Task prompt:
Look through the lines below and extract each one that contains "Октябрьская".
---------- Data section
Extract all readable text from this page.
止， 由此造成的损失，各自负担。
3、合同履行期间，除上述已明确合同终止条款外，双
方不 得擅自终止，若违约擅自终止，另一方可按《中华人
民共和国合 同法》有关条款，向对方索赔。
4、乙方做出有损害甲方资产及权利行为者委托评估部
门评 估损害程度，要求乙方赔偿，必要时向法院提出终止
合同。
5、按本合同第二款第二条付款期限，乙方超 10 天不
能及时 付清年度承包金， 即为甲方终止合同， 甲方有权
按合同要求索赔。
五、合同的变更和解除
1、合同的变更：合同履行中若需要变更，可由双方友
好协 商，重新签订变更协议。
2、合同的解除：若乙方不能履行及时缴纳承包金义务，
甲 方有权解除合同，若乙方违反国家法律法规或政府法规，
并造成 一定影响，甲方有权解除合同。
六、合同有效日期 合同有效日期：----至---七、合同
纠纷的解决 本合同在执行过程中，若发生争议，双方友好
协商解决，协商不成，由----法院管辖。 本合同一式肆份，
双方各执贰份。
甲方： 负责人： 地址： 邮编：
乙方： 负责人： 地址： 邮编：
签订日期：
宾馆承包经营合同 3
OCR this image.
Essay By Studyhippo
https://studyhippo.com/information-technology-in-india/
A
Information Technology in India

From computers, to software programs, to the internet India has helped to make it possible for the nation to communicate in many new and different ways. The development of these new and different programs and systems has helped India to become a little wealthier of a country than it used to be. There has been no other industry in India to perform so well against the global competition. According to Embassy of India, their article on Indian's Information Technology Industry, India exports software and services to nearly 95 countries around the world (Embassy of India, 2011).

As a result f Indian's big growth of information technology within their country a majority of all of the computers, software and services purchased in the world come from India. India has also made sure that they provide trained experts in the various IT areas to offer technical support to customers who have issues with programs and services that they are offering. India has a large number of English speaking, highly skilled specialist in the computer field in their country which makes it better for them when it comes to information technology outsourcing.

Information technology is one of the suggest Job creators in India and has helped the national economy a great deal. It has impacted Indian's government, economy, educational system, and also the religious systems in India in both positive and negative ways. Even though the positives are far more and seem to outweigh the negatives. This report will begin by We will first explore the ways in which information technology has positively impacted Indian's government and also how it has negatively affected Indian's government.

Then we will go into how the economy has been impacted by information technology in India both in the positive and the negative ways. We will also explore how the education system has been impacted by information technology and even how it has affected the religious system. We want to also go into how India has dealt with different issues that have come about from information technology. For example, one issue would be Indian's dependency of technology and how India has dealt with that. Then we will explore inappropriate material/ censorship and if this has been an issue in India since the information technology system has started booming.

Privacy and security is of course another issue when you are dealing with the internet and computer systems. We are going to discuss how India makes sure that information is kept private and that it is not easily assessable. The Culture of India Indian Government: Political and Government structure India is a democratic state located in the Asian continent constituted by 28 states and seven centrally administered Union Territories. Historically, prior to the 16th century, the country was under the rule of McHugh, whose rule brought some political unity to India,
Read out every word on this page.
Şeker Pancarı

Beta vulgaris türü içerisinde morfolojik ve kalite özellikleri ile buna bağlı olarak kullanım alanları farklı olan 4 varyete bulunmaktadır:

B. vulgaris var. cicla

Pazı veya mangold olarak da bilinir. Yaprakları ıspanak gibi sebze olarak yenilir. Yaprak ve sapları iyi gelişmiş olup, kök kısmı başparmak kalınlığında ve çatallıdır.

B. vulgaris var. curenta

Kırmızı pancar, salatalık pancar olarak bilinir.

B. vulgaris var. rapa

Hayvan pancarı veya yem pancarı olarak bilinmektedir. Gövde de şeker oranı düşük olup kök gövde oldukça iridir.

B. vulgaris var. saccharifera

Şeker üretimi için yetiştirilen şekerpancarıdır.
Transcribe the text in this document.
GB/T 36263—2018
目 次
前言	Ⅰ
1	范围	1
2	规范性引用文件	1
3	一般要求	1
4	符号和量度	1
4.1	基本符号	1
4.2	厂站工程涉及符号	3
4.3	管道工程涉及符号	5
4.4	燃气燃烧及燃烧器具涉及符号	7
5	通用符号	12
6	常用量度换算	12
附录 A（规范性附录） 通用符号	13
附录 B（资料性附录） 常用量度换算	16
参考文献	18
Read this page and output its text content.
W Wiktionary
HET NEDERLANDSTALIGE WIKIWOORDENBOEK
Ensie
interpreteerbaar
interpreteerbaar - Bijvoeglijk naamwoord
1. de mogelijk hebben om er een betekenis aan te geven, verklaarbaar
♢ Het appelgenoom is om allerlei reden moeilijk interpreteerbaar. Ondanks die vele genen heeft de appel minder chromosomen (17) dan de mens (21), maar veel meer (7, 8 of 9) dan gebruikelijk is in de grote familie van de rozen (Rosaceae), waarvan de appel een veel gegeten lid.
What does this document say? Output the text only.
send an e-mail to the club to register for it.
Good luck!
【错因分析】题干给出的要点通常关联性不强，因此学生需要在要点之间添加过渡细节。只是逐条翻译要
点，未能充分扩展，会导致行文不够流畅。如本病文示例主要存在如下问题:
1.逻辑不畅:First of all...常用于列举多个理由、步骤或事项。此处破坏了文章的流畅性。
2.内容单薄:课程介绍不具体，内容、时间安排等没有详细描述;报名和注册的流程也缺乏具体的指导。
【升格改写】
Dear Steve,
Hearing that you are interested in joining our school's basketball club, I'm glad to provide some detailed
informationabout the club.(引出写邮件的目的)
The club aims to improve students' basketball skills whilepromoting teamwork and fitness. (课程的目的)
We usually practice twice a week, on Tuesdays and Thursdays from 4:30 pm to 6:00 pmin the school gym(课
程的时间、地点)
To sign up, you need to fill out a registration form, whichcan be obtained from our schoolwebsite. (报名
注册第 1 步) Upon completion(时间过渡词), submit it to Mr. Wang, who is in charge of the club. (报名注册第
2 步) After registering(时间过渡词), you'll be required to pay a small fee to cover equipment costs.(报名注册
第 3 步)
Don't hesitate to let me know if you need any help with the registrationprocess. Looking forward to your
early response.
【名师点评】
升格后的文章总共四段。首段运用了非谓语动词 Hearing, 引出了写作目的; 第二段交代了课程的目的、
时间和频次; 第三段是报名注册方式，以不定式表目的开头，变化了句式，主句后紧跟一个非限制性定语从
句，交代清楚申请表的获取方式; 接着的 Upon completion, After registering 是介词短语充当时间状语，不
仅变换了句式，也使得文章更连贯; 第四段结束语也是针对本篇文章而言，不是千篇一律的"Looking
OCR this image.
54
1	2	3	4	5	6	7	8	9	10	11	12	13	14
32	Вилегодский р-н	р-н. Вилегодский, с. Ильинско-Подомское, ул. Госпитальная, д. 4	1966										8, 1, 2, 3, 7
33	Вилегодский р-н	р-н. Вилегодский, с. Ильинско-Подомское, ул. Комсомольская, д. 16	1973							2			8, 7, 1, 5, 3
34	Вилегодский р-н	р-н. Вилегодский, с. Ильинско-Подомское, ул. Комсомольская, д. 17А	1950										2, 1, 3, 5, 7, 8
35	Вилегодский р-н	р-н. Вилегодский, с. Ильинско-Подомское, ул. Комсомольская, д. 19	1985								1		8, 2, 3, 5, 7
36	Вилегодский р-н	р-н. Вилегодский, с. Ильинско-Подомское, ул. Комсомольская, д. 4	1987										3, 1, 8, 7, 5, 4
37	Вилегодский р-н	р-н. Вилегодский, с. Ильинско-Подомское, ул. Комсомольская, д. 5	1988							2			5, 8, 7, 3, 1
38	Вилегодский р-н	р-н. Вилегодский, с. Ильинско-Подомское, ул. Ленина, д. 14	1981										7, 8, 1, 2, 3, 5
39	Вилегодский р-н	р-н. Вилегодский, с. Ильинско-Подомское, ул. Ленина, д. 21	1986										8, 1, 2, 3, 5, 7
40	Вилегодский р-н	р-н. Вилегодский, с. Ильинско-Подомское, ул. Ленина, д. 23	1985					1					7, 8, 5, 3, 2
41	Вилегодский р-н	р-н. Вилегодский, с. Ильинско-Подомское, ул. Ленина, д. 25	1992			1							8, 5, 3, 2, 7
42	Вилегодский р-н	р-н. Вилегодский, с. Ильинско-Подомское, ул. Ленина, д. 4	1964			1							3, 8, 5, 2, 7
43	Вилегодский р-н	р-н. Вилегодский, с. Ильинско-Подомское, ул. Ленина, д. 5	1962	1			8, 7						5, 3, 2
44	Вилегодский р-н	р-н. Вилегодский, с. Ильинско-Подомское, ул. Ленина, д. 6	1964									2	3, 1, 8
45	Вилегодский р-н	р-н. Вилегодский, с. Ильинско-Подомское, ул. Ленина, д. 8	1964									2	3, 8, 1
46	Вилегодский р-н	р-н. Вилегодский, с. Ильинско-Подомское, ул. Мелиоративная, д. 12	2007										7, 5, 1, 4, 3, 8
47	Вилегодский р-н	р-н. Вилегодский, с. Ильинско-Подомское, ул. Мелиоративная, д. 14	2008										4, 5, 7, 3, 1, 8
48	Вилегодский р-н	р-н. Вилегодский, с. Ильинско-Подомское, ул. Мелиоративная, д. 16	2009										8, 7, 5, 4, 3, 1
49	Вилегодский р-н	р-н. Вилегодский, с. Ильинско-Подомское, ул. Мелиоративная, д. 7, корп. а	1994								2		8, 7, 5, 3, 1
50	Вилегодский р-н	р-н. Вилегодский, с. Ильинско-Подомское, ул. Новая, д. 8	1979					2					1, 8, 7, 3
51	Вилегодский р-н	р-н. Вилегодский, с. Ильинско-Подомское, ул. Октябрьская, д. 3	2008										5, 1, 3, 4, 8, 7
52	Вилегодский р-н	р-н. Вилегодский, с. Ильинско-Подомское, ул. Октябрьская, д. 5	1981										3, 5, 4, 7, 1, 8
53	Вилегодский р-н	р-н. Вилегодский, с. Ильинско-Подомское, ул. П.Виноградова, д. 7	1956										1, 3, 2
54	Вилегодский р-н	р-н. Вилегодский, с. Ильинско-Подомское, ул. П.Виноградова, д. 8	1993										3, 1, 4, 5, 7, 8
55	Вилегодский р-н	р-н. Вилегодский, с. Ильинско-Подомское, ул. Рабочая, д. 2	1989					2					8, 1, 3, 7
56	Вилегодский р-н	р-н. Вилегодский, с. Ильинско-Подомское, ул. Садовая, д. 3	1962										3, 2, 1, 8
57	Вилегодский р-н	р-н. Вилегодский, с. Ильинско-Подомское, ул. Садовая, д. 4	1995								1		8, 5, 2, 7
--------------------
Complete output:
51	Вилегодский р-н	р-н. Вилегодский, с. Ильинско-Подомское, ул. Октябрьская, д. 3	2008										5, 1, 3, 4, 8, 7
52	Вилегодский р-н	р-н. Вилегодский, с. Ильинско-Подомское, ул. Октябрьская, д. 5	1981										3, 5, 4, 7, 1, 8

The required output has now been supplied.